*Selection:*
---+---

Shawshank via www.washingtontimes.com

What happens when your young son starts his prison rape term.

From esquire.com:

“A New Mexico judge had a warning for a young man convicted of robbery in her courtroom, Time reports, but it wasn’t your standard shtick about making bad choices. After 20-year-old Isaiah Gay expressed remorse for a string of robberies committed as a teenager, saying he was “young and dumb,” Bernalillo County Judge Christina Argyres had a few choice words for him.

“Do you know what would happen … to a young and dumb person in prison?” Argyres asked, working up her best Lenny Brisco impression. “You would probably be raped every day, for one. And I hate to sound like that, you know, rude, but that’s exactly what would happen to you.””

This doesn’t sound like what Santa Clara County Superior Court Judge Aaron Persky said to the 20-year-old Stanford rapist during sentencing.

Maybe the rapist’s father said enough?

A section from the rapist’s father’s letter to Judge Persky on heavy.com:

“His life will never be the one that he dreamed about and worked so hard to achieve. That is a steep price to pay for 20 minutes of action out of his 20 plus years of life. The fact that he now has to register as a sexual offender for the rest of his life forever alters where he can live, visit, work, and how he will be able to interact with people and organizations. What I know as his father is that incarceration is not the appropriate punishment for Brock. He has no prior criminal history and has never been violent to anyone including his actions on the night of Jan 17th 2015. Brock can do so many positive things as a contributor to society and is totally committed to educating other college age students about the dangers of alcohol consumption and sexual promiscuity. By having people like Brock educate others on college campuses is how society can begin to break the cycle of binge drinking and its unfortunate results. Probation is the best answer for Brock in this situation and allows him to give back to society in a net positive way.”

What this man knows as a father is his son is not a rapist, but he’s going to jail as a rapist. Did anyone ever explain to him that convicted rapists go to jail? That his son is convicted rapist?

The dad is proud of his son. He ought to be frightened for his son. He ought to shut his mouth for his son’s sake.

---+---

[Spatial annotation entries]
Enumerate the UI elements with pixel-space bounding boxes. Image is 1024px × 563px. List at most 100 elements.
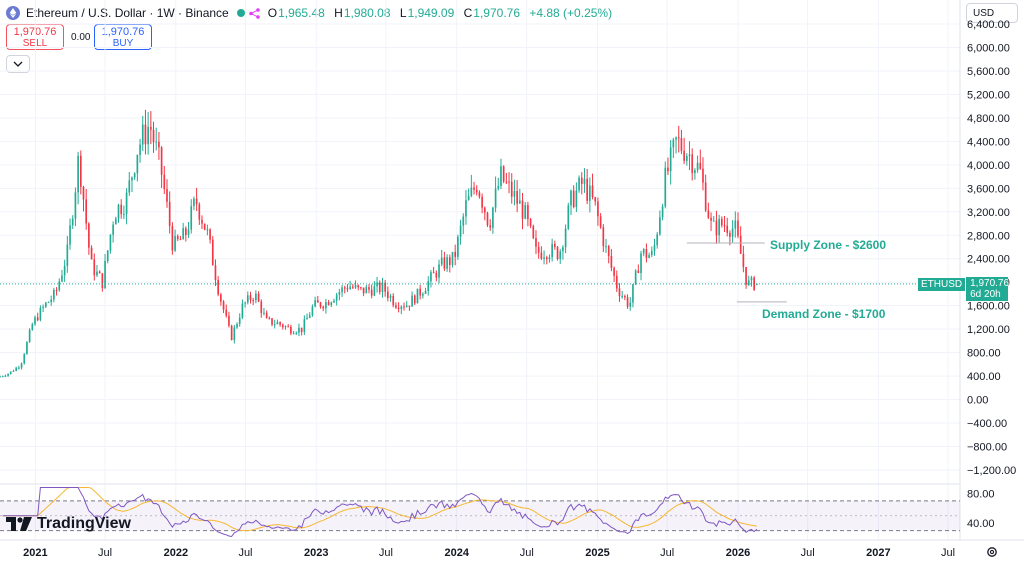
price-tick-label: 1,600.00 — [967, 301, 1010, 313]
candle-body — [446, 257, 448, 269]
candle-body — [123, 213, 125, 215]
candle-body — [694, 170, 696, 174]
candle-body — [675, 137, 677, 140]
candle-body — [438, 264, 440, 278]
candle-body — [422, 293, 424, 296]
candle-body — [737, 220, 739, 236]
price-tick-label: 4,800.00 — [967, 113, 1010, 125]
candle-body — [354, 285, 357, 288]
candle-body — [551, 243, 553, 258]
candle-body — [257, 293, 260, 302]
candle-body — [327, 302, 330, 306]
candle-body — [195, 198, 198, 205]
candle-body — [505, 181, 508, 183]
candle-body — [252, 300, 255, 302]
settings-gear-icon[interactable] — [986, 546, 998, 558]
candle-body — [540, 252, 543, 259]
candle-body — [583, 178, 586, 184]
candle-body — [656, 234, 659, 246]
candle-body — [101, 273, 104, 289]
time-tick-label: Jul — [379, 547, 393, 559]
time-tick-label: 2027 — [866, 547, 890, 559]
candle-body — [360, 287, 362, 289]
candle-body — [311, 306, 314, 316]
candle-body — [300, 327, 303, 332]
candle-body — [392, 295, 395, 306]
time-tick-label: Jul — [98, 547, 112, 559]
time-tick-label: Jul — [238, 547, 252, 559]
candle-body — [640, 253, 642, 274]
candle-body — [753, 277, 755, 290]
candle-body — [726, 225, 729, 233]
time-tick-label: Jul — [801, 547, 815, 559]
candle-body — [408, 305, 411, 307]
candle-body — [543, 257, 545, 259]
candle-body — [136, 154, 139, 174]
candle-body — [435, 272, 438, 278]
candle-body — [586, 178, 588, 201]
currency-selector[interactable]: USD — [966, 3, 1018, 23]
candle-body — [228, 315, 230, 326]
candle-body — [632, 284, 634, 303]
candle-body — [206, 229, 209, 231]
price-tick-label: 5,600.00 — [967, 66, 1010, 78]
candle-body — [31, 324, 34, 331]
candle-body — [572, 190, 575, 208]
candle-body — [448, 257, 451, 265]
candle-body — [513, 191, 516, 197]
candle-body — [545, 257, 548, 260]
candle-body — [734, 220, 737, 229]
candle-body — [343, 287, 346, 289]
candle-body — [427, 281, 430, 292]
candle-body — [637, 270, 640, 274]
collapse-legend-button[interactable] — [6, 55, 30, 73]
candle-body — [338, 292, 341, 295]
candle-body — [478, 192, 481, 197]
candle-body — [580, 177, 583, 184]
time-tick-label: Jul — [941, 547, 955, 559]
candle-body — [704, 182, 707, 211]
candle-body — [432, 272, 435, 274]
candle-body — [263, 312, 265, 314]
candle-body — [55, 289, 58, 291]
candle-body — [470, 187, 473, 196]
candle-body — [77, 155, 79, 193]
candle-body — [516, 191, 518, 204]
supply-zone-label: Supply Zone - $2600 — [770, 238, 886, 252]
candle-body — [527, 205, 529, 220]
candle-body — [133, 173, 136, 178]
candle-body — [104, 261, 106, 289]
candle-body — [0, 376, 1, 378]
candle-body — [265, 312, 268, 319]
candle-body — [34, 317, 36, 325]
candle-body — [85, 199, 88, 224]
candle-body — [225, 309, 228, 316]
candle-body — [125, 192, 128, 214]
candle-body — [28, 330, 31, 343]
candle-body — [330, 302, 333, 306]
share-icon[interactable] — [248, 7, 260, 19]
candle-body — [61, 275, 63, 282]
candle-body — [276, 322, 279, 325]
rsi-tick-label: 40.00 — [967, 518, 995, 530]
candle-body — [149, 126, 152, 130]
candle-body — [610, 255, 613, 268]
candle-body — [594, 197, 597, 202]
time-tick-label: 2025 — [585, 547, 609, 559]
candle-body — [141, 124, 144, 145]
candle-body — [731, 228, 734, 237]
status-icons[interactable] — [236, 7, 260, 19]
candle-body — [554, 243, 556, 248]
candle-body — [47, 302, 50, 304]
candle-body — [147, 126, 149, 145]
candle-body — [244, 302, 246, 304]
candle-body — [287, 326, 290, 328]
pair-title[interactable]: Ethereum / U.S. Dollar · 1W · Binance — [26, 6, 229, 20]
candle-body — [680, 138, 683, 151]
price-tick-label: 4,400.00 — [967, 136, 1010, 148]
candle-body — [712, 220, 715, 222]
candle-body — [659, 217, 661, 235]
candle-body — [650, 250, 653, 256]
candle-body — [597, 201, 599, 217]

---+---

*Stated exercise:*
Continue the commentary on the Stanford rape sentencing from its final sentence.

*Task answer:*
People in jail read, prisoners and guards. When they read about the 20 year old rapist’s dad saying, “He has no prior criminal history and has never been violent to anyone including his actions on the night of Jan 17th 2015,” will they explain the difference between consensual sex and rape?

Or will they give it time to sink in on it’s own?

An ex-con, one of the best guys I’ve known, explained it like this when I asked about prison rape:

“The loudest thing I ever heard was the door shutting and I was inside the bars. My life was outside without me. If you want to avoid prison rape, you have to fight.

“Once you’re inside you get tested, just not by the prison rapists. You get tested by their bitches. Say you stand in line to make a phone call. If someone gets in line ahead of you, it’s a test. If you don’t do anything, you fail the test.

“It happened to me. I knew what to expect because guys from my neighborhood who’d been to jail talked about it. You fight until you get pounded unconscious by the other convict, or a guard. The guy took the place in front of me and others stood back. When he turned his face my way I started punching. We went to the ground and I kept punching until a guard told me to stop. I kept punching until the guard knocked me out with his stick.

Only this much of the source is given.